Instruction: According to the guide below on changing a vehicle fuse, why must the replacement fuse have the correct amperage? Answer in one to three sentences.

Quoted passage:
▶
When it comes to a vehicle’s fuses, it can be frustrating whenever one blows. This is how fuses are designed—in that a circuit with too much electricity moving through it causes the fuse to blow to prevent damage or even a fire—but that doesn’t stop it from being a hindrance. Luckily, fuses are both easy to replace yourself and inexpensive, requiring only a few steps before the task is done. Drivers can even store extra fuses inside the fuse panel for their vehicle or their glove compartment the next time this happens. Follow the guide below and get a full understanding of how to change a fuse.

Find Fuse Panel

To begin, check the vehicle’s owner’s manual to see where you can find the fuse panel. While this can certainly vary, most car models place their fuse panel in the engine compartment or under the steering wheel on the left side of the dashboard—other spots include the glove box or in the front dash doorjambs. With the vehicle turned off, remove the cover for the panel, which should have different colored, plugged-in fuses. The colors and the numbers stamped onto the fuses designate different amp ratings. If you turn the panel cover over, there should be a fuse diagram, showing which fuse runs which electrical element.

Remove Blown Fuse

First, you must, before changing anything, identify the faulty fuse, which should have a broken filament (thin metal strip) inside or be blackened inside. There are vehicles with special “pullers” for removing fuses, but a pair of tweezers should be fine. You can use your fingers, but be sure to cautiously remove and then replace your fuses until the blown fuse is found. If no fuse is blown or one blows again soon after being replaced, the car’s electrical problems will likely require a mechanic’s touch.

Replace Fuse

Change out the dead fuse with one that has the correct amperage, which your manual, diagram, and the fuses themselves can help determine. An incorrect amperage could lead to worse damage than a simple blown fuse. Place the new fuse with the correct amperage into the right slot, pushing it down to make sure it’s fully installed before resetting the panel cover.

Check Circuit

With the fuse replaced and the fuse panel covered, turn the car’s ignition to see whether the disturbed circuit is properly working. If it is, there was like a temporary electricity overload, which caused the blown fuse, meaning the issue has been addressed. If the circuit still isn’t working, however, or it only works briefly before needing to get replaced again, the vehicle’s electrical issues involve more than a simple blown fuse, and it likely needs a trip to the mechanic.
◀
Provided material:
▶
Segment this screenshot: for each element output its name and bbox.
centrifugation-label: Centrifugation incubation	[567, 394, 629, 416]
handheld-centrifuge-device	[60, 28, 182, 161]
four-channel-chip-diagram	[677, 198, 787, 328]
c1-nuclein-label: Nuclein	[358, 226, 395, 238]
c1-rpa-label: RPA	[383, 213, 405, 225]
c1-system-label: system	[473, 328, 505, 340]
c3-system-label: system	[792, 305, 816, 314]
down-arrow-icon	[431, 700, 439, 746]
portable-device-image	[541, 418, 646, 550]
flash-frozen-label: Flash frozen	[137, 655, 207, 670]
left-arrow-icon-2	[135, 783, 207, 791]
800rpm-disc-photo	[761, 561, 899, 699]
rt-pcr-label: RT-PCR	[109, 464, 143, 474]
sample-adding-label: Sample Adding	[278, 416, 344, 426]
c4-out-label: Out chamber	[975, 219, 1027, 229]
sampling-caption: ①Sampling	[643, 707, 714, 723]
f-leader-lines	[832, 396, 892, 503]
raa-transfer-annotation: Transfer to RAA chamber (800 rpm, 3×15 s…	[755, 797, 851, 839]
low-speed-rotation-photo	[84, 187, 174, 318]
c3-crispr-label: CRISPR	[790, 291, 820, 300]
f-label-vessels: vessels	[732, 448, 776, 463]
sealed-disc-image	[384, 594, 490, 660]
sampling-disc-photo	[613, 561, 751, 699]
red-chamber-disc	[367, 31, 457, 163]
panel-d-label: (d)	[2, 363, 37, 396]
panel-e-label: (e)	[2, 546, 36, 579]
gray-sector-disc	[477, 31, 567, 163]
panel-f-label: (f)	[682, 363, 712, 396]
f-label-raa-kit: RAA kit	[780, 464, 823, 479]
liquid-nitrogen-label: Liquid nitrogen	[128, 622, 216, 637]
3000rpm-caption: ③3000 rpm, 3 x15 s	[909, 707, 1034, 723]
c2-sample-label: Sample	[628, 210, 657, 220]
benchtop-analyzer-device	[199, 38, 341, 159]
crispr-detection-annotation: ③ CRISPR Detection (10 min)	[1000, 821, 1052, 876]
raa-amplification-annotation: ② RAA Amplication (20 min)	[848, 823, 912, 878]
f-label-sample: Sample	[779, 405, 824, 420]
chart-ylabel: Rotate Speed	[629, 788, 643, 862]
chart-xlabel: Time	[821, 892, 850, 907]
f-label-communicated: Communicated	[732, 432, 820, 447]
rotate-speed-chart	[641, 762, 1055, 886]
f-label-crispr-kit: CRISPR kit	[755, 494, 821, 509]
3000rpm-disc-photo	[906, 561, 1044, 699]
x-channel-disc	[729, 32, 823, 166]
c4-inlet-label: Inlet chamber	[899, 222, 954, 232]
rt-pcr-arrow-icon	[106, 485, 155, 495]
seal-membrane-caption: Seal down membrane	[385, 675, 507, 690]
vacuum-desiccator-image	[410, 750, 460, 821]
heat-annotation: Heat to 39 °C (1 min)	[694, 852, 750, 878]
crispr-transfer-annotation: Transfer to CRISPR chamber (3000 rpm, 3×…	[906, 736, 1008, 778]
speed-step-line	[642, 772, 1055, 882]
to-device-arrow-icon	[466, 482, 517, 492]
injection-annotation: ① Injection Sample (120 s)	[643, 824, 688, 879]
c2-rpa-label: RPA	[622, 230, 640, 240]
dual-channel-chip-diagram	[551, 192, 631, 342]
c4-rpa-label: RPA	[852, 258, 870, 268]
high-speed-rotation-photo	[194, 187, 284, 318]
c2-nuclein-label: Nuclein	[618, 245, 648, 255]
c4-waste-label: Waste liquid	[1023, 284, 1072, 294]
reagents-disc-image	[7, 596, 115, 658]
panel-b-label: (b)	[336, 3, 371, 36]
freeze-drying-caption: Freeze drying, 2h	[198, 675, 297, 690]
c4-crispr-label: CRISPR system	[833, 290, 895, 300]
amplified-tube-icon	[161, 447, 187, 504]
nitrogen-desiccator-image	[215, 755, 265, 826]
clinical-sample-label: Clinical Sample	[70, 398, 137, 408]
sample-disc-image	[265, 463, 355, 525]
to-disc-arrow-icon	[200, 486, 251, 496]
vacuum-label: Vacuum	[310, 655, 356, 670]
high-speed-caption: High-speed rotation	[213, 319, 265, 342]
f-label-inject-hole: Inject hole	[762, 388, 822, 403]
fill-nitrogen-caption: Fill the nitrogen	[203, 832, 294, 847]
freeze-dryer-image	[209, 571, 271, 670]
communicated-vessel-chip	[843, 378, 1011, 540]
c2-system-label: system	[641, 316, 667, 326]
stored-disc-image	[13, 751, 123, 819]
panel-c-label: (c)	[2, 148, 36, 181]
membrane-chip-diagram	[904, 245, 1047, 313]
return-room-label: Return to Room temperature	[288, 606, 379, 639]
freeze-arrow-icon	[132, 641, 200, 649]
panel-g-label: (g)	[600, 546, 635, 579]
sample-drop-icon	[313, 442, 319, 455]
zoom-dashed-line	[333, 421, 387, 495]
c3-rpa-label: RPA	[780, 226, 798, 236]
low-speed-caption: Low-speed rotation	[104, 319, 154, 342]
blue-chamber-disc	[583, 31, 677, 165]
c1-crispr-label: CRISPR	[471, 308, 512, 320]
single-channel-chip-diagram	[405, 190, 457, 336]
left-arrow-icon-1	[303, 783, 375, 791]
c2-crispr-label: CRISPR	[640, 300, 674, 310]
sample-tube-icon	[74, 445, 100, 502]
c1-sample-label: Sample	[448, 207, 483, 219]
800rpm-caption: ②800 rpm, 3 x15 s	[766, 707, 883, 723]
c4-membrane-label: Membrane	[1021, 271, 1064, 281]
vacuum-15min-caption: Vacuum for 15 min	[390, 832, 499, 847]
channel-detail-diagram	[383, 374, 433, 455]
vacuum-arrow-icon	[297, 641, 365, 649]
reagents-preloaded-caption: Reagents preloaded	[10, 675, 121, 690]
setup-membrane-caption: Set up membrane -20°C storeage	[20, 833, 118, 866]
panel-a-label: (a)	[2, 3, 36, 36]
◀
Worked answer: A fuse with the wrong amperage could cause worse damage than a simple blown fuse. The owner's manual, the fuse diagram, and the fuses themselves help determine the correct amperage.